Reproduce the records below in full and without edits, omitting images.
--- The records ---
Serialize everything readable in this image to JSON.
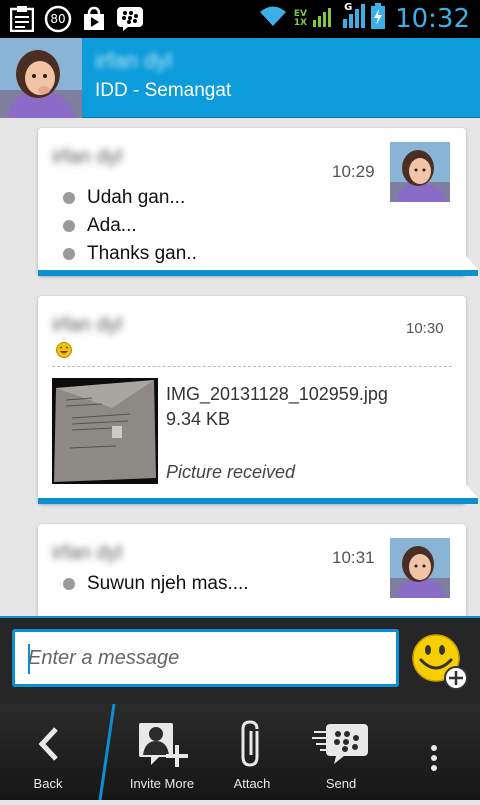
{
  "status_bar": {
    "time": "10:32",
    "notification_count": "80",
    "network_label_top": "EV",
    "network_label_bottom": "1X",
    "data_type": "G",
    "icons": [
      "clipboard-icon",
      "notification-count-icon",
      "play-store-icon",
      "blackberry-icon",
      "wifi-icon",
      "signal-icon",
      "battery-charging-icon"
    ]
  },
  "header": {
    "contact_name": "irfan dyl",
    "status_message": "IDD - Semangat"
  },
  "messages": [
    {
      "sender": "irfan dyl",
      "time": "10:29",
      "items": [
        "Udah gan...",
        "Ada...",
        "Thanks gan.."
      ]
    },
    {
      "sender": "irfan dyl",
      "time": "10:30",
      "emoticon": "laughing-emoticon-icon",
      "attachment": {
        "file_name": "IMG_20131128_102959.jpg",
        "file_size": "9.34 KB",
        "status": "Picture received"
      }
    },
    {
      "sender": "irfan dyl",
      "time": "10:31",
      "items": [
        "Suwun njeh mas...."
      ]
    }
  ],
  "composer": {
    "placeholder": "Enter a message"
  },
  "action_bar": {
    "back_label": "Back",
    "invite_label": "Invite More",
    "attach_label": "Attach",
    "send_label": "Send"
  },
  "colors": {
    "accent": "#0c8fd0",
    "header": "#0c9bdb",
    "time_text": "#3cb0e6"
  }
}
---
▶ Complete output:
Serialize everything readable in this image to JSON.
{
  "status_bar": {
    "time": "10:32",
    "notification_count": "80",
    "network_label_top": "EV",
    "network_label_bottom": "1X",
    "data_type": "G",
    "icons": [
      "clipboard-icon",
      "notification-count-icon",
      "play-store-icon",
      "blackberry-icon",
      "wifi-icon",
      "signal-icon",
      "battery-charging-icon"
    ]
  },
  "header": {
    "contact_name": "irfan dyl",
    "status_message": "IDD - Semangat"
  },
  "messages": [
    {
      "sender": "irfan dyl",
      "time": "10:29",
      "items": [
        "Udah gan...",
        "Ada...",
        "Thanks gan.."
      ]
    },
    {
      "sender": "irfan dyl",
      "time": "10:30",
      "emoticon": "laughing-emoticon-icon",
      "attachment": {
        "file_name": "IMG_20131128_102959.jpg",
        "file_size": "9.34 KB",
        "status": "Picture received"
      }
    },
    {
      "sender": "irfan dyl",
      "time": "10:31",
      "items": [
        "Suwun njeh mas...."
      ]
    }
  ],
  "composer": {
    "placeholder": "Enter a message"
  },
  "action_bar": {
    "back_label": "Back",
    "invite_label": "Invite More",
    "attach_label": "Attach",
    "send_label": "Send"
  },
  "colors": {
    "accent": "#0c8fd0",
    "header": "#0c9bdb",
    "time_text": "#3cb0e6"
  }
}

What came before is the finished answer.